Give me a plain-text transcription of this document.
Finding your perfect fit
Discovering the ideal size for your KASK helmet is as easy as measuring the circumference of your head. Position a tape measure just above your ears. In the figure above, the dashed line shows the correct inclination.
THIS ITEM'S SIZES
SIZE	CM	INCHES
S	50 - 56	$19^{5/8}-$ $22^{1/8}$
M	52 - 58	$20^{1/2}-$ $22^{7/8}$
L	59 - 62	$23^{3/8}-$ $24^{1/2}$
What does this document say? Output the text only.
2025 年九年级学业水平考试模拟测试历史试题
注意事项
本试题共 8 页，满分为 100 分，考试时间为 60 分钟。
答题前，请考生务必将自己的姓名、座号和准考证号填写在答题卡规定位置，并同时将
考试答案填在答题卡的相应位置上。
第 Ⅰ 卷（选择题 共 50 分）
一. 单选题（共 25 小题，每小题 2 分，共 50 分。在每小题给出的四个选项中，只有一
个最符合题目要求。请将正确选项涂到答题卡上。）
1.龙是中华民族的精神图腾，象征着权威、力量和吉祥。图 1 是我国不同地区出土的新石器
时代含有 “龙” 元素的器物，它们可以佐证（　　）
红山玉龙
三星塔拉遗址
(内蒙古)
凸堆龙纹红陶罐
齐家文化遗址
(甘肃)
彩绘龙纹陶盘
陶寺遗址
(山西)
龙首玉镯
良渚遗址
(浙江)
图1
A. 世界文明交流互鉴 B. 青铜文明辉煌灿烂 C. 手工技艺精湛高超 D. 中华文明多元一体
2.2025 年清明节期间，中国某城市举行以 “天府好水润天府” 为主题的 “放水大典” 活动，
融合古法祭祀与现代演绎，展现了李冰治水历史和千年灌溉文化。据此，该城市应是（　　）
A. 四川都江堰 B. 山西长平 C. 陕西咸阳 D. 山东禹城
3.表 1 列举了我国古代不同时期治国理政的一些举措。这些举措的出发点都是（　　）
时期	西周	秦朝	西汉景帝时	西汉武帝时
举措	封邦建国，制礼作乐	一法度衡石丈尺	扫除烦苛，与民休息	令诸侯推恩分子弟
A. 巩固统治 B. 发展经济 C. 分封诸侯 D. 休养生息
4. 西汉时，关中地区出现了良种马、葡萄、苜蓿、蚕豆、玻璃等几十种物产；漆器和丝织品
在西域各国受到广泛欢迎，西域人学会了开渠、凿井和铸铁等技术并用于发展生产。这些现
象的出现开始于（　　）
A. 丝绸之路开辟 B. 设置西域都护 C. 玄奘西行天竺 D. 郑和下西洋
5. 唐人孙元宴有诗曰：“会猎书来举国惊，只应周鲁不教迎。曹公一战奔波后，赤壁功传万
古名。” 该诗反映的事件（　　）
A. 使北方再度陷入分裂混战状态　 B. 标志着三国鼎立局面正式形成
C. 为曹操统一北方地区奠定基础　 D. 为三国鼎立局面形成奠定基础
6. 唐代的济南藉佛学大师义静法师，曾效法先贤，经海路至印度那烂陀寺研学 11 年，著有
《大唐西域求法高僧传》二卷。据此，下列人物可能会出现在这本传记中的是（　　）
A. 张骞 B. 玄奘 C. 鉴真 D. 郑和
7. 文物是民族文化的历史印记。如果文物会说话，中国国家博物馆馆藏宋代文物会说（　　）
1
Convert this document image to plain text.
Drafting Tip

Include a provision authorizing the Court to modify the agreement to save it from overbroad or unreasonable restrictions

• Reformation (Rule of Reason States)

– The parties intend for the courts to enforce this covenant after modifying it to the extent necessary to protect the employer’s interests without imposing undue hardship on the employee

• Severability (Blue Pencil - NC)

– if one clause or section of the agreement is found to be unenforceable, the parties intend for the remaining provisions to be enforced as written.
════════════════════
## Objective
Where a line in the entries holds "parties", copy that line.

## Answer to the problem
– The parties intend for the courts to enforce this covenant after modifying it to the extent necessary to protect the employer’s interests without imposing undue hardship on the employee
– if one clause or section of the agreement is found to be unenforceable, the parties intend for the remaining provisions to be enforced as written.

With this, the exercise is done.